(Stored data)
(begin)

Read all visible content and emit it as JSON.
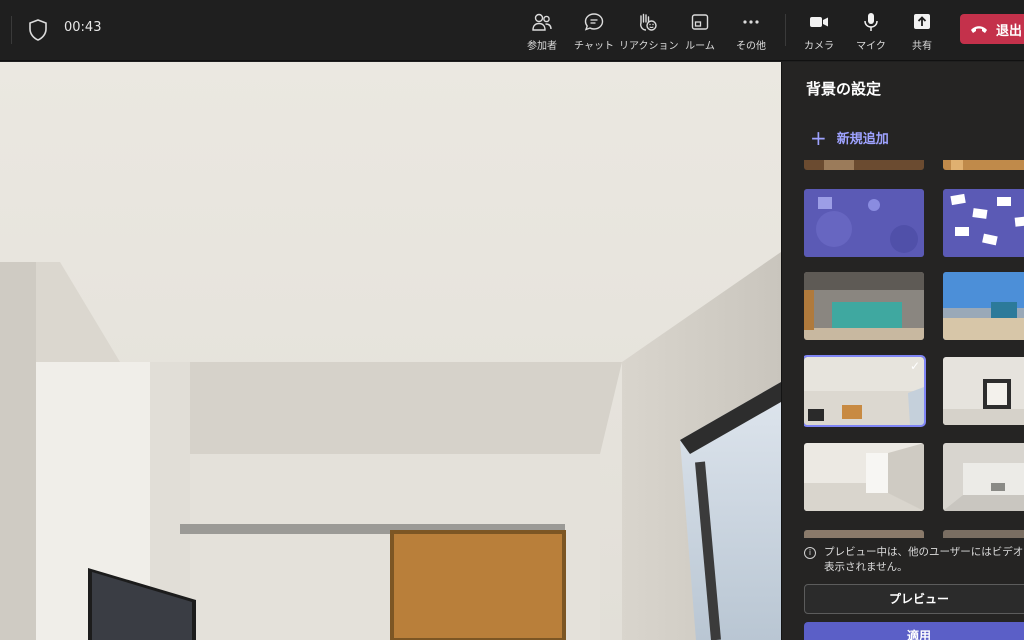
{
  "meeting": {
    "timer": "00:43"
  },
  "toolbar": {
    "items": [
      {
        "label": "参加者",
        "icon": "people-icon"
      },
      {
        "label": "チャット",
        "icon": "chat-icon"
      },
      {
        "label": "リアクション",
        "icon": "reaction-icon"
      },
      {
        "label": "ルーム",
        "icon": "rooms-icon"
      },
      {
        "label": "その他",
        "icon": "more-icon"
      },
      {
        "label": "カメラ",
        "icon": "camera-icon"
      },
      {
        "label": "マイク",
        "icon": "mic-icon"
      },
      {
        "label": "共有",
        "icon": "share-icon"
      }
    ],
    "leave_label": "退出",
    "leave_color": "#c4314b"
  },
  "panel": {
    "title": "背景の設定",
    "add_new_label": "新規追加",
    "notice_text": "プレビュー中は、他のユーザーにはビデオは表示されません。",
    "preview_label": "プレビュー",
    "apply_label": "適用",
    "selected_background": "白い部屋",
    "accent": "#7f85f5"
  }
}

(end)

> EXERCISE AIM:
From the data above, show each line that contains "icon".

> THE RESULT:
        "icon": "people-icon"
        "icon": "chat-icon"
        "icon": "reaction-icon"
        "icon": "rooms-icon"
        "icon": "more-icon"
        "icon": "camera-icon"
        "icon": "mic-icon"
        "icon": "share-icon"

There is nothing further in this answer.